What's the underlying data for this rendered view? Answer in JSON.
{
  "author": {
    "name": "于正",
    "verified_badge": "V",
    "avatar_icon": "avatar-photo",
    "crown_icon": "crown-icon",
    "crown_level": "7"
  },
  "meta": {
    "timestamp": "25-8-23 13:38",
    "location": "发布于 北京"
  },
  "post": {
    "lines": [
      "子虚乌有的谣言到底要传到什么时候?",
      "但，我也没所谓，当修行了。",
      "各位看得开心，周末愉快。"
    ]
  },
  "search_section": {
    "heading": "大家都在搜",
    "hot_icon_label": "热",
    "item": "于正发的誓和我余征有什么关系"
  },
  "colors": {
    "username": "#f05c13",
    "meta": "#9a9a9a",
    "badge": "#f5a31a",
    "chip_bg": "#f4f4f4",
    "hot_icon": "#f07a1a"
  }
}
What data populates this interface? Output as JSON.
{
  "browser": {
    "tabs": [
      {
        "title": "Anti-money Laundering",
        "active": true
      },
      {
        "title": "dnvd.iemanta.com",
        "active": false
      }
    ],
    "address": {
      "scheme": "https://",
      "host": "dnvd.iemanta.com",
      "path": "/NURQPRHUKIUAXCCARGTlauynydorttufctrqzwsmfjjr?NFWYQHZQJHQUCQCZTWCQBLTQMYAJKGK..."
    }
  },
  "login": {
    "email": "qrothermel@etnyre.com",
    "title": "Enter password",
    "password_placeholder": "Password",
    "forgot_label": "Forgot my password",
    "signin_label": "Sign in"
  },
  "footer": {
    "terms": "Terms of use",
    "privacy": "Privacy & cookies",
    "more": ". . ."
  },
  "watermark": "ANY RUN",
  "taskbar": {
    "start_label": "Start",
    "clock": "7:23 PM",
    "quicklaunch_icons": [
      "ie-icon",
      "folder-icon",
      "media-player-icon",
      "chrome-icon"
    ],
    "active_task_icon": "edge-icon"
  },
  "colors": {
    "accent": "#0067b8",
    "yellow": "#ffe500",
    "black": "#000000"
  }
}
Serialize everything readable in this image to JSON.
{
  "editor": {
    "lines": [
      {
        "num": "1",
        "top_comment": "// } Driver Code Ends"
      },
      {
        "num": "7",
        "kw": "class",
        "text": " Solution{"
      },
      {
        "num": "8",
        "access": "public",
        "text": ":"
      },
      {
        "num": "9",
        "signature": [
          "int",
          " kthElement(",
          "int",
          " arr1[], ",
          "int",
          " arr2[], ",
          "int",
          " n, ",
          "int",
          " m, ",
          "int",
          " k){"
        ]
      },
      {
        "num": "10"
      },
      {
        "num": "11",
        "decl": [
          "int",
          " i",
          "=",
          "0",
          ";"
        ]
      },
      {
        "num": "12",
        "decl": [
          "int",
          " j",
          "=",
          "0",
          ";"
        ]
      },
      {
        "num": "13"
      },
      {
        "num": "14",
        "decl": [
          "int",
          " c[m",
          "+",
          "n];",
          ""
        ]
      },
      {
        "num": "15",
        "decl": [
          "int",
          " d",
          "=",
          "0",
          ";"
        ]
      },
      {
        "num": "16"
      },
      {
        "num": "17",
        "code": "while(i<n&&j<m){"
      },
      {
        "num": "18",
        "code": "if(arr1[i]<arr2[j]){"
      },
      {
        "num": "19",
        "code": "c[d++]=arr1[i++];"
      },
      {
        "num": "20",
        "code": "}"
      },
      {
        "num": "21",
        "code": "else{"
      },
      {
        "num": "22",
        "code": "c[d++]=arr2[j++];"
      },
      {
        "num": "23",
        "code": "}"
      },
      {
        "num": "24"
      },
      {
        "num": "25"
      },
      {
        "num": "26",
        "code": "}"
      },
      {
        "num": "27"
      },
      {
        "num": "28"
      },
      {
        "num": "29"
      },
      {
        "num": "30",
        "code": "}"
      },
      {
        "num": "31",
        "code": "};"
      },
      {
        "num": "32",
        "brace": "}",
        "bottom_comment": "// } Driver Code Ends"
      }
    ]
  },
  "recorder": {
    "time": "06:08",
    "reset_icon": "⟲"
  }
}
··········
■ DO THIS ■
Print all of the entries exactly as they appear.

■ RESPONSE ■
What's the underlying data for this rendered view? Answer in JSON.
{
  "author": {
    "name": "于正",
    "verified_badge": "V",
    "avatar_icon": "avatar-photo",
    "crown_icon": "crown-icon",
    "crown_level": "7"
  },
  "meta": {
    "timestamp": "25-8-23 13:38",
    "location": "发布于 北京"
  },
  "post": {
    "lines": [
      "子虚乌有的谣言到底要传到什么时候?",
      "但，我也没所谓，当修行了。",
      "各位看得开心，周末愉快。"
    ]
  },
  "search_section": {
    "heading": "大家都在搜",
    "hot_icon_label": "热",
    "item": "于正发的誓和我余征有什么关系"
  },
  "colors": {
    "username": "#f05c13",
    "meta": "#9a9a9a",
    "badge": "#f5a31a",
    "chip_bg": "#f4f4f4",
    "hot_icon": "#f07a1a"
  }
}
What data populates this interface? Output as JSON.
{
  "browser": {
    "tabs": [
      {
        "title": "Anti-money Laundering",
        "active": true
      },
      {
        "title": "dnvd.iemanta.com",
        "active": false
      }
    ],
    "address": {
      "scheme": "https://",
      "host": "dnvd.iemanta.com",
      "path": "/NURQPRHUKIUAXCCARGTlauynydorttufctrqzwsmfjjr?NFWYQHZQJHQUCQCZTWCQBLTQMYAJKGK..."
    }
  },
  "login": {
    "email": "qrothermel@etnyre.com",
    "title": "Enter password",
    "password_placeholder": "Password",
    "forgot_label": "Forgot my password",
    "signin_label": "Sign in"
  },
  "footer": {
    "terms": "Terms of use",
    "privacy": "Privacy & cookies",
    "more": ". . ."
  },
  "watermark": "ANY RUN",
  "taskbar": {
    "start_label": "Start",
    "clock": "7:23 PM",
    "quicklaunch_icons": [
      "ie-icon",
      "folder-icon",
      "media-player-icon",
      "chrome-icon"
    ],
    "active_task_icon": "edge-icon"
  },
  "colors": {
    "accent": "#0067b8",
    "yellow": "#ffe500",
    "black": "#000000"
  }
}
Serialize everything readable in this image to JSON.
{
  "editor": {
    "lines": [
      {
        "num": "1",
        "top_comment": "// } Driver Code Ends"
      },
      {
        "num": "7",
        "kw": "class",
        "text": " Solution{"
      },
      {
        "num": "8",
        "access": "public",
        "text": ":"
      },
      {
        "num": "9",
        "signature": [
          "int",
          " kthElement(",
          "int",
          " arr1[], ",
          "int",
          " arr2[], ",
          "int",
          " n, ",
          "int",
          " m, ",
          "int",
          " k){"
        ]
      },
      {
        "num": "10"
      },
      {
        "num": "11",
        "decl": [
          "int",
          " i",
          "=",
          "0",
          ";"
        ]
      },
      {
        "num": "12",
        "decl": [
          "int",
          " j",
          "=",
          "0",
          ";"
        ]
      },
      {
        "num": "13"
      },
      {
        "num": "14",
        "decl": [
          "int",
          " c[m",
          "+",
          "n];",
          ""
        ]
      },
      {
        "num": "15",
        "decl": [
          "int",
          " d",
          "=",
          "0",
          ";"
        ]
      },
      {
        "num": "16"
      },
      {
        "num": "17",
        "code": "while(i<n&&j<m){"
      },
      {
        "num": "18",
        "code": "if(arr1[i]<arr2[j]){"
      },
      {
        "num": "19",
        "code": "c[d++]=arr1[i++];"
      },
      {
        "num": "20",
        "code": "}"
      },
      {
        "num": "21",
        "code": "else{"
      },
      {
        "num": "22",
        "code": "c[d++]=arr2[j++];"
      },
      {
        "num": "23",
        "code": "}"
      },
      {
        "num": "24"
      },
      {
        "num": "25"
      },
      {
        "num": "26",
        "code": "}"
      },
      {
        "num": "27"
      },
      {
        "num": "28"
      },
      {
        "num": "29"
      },
      {
        "num": "30",
        "code": "}"
      },
      {
        "num": "31",
        "code": "};"
      },
      {
        "num": "32",
        "brace": "}",
        "bottom_comment": "// } Driver Code Ends"
      }
    ]
  },
  "recorder": {
    "time": "06:08",
    "reset_icon": "⟲"
  }
}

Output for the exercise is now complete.